Instructions to follow: Copy all lines below containing "Oktober".

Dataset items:

start

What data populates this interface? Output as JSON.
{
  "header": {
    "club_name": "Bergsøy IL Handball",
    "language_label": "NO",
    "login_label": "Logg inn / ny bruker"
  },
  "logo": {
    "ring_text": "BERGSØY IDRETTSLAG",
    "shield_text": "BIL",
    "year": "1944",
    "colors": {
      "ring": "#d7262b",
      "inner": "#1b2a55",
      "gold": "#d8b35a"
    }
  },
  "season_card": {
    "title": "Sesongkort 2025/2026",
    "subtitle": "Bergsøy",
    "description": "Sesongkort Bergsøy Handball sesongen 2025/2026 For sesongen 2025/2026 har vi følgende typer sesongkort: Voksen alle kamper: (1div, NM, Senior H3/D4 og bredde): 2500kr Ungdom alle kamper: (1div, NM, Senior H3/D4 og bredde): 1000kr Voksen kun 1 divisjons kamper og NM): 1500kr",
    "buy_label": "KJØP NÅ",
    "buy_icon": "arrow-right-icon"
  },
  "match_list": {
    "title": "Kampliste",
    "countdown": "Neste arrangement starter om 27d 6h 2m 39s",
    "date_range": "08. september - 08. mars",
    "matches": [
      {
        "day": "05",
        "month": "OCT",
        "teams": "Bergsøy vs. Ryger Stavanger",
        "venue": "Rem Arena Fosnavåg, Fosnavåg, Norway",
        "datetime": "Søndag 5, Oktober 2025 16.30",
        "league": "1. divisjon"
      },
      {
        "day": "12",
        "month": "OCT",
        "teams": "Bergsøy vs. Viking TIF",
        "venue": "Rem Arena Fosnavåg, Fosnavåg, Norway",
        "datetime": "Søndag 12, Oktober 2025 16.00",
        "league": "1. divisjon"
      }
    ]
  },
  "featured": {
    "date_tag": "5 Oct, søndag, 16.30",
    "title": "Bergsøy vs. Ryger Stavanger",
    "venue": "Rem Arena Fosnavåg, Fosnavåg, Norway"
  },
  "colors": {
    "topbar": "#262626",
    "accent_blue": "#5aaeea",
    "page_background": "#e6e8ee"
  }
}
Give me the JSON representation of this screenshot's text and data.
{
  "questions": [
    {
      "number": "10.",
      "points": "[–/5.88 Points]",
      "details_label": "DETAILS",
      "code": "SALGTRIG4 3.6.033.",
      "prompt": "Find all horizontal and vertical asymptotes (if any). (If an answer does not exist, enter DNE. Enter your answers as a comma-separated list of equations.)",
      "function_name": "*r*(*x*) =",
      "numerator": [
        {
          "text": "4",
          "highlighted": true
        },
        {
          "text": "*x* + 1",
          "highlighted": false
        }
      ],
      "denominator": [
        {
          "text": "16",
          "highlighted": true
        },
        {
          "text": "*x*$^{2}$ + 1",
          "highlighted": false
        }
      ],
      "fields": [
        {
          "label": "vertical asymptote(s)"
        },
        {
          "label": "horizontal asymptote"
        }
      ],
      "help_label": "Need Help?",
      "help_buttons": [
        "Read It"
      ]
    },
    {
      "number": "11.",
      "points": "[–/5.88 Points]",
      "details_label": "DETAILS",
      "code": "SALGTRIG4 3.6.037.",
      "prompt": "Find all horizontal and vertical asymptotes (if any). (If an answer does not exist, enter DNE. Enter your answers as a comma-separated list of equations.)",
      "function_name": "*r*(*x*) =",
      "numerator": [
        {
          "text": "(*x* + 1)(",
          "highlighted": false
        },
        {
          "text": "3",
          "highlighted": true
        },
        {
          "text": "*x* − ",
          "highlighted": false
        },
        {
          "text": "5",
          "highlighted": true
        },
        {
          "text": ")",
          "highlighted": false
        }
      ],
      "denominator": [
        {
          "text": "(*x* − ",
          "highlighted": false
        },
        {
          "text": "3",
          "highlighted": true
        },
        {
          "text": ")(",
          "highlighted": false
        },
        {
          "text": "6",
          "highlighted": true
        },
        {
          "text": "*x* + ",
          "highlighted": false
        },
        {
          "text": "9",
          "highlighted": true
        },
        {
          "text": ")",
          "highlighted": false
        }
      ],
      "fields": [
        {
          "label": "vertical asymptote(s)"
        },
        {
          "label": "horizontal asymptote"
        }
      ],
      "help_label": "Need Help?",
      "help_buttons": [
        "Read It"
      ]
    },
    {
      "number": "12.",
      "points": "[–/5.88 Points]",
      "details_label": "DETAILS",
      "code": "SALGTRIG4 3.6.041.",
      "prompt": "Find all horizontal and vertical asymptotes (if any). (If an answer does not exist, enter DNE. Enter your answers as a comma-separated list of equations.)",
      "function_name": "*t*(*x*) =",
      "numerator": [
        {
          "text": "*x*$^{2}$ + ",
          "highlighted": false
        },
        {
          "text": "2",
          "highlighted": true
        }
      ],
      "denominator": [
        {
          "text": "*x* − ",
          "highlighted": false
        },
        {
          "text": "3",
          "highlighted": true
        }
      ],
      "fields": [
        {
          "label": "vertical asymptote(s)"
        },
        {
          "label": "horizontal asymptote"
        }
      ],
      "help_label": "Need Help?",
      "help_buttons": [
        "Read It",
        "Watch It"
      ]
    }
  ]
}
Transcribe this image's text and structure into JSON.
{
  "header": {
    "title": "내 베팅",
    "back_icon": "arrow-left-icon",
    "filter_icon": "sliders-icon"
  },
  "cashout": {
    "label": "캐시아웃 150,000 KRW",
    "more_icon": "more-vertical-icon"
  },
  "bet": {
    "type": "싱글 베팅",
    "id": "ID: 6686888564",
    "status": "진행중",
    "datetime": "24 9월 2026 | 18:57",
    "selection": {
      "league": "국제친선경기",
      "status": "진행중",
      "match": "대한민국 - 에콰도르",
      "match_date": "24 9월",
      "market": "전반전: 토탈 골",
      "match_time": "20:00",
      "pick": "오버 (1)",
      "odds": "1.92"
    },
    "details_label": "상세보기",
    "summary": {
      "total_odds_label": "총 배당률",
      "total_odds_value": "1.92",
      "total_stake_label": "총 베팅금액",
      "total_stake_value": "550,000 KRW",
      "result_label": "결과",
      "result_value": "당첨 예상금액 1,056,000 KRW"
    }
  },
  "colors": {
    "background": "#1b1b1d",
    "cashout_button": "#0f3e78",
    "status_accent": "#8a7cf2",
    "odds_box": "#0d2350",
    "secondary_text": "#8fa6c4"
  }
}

end

Answer to the exercise:
        "datetime": "Søndag 5, Oktober 2025 16.30",
        "datetime": "Søndag 12, Oktober 2025 16.00",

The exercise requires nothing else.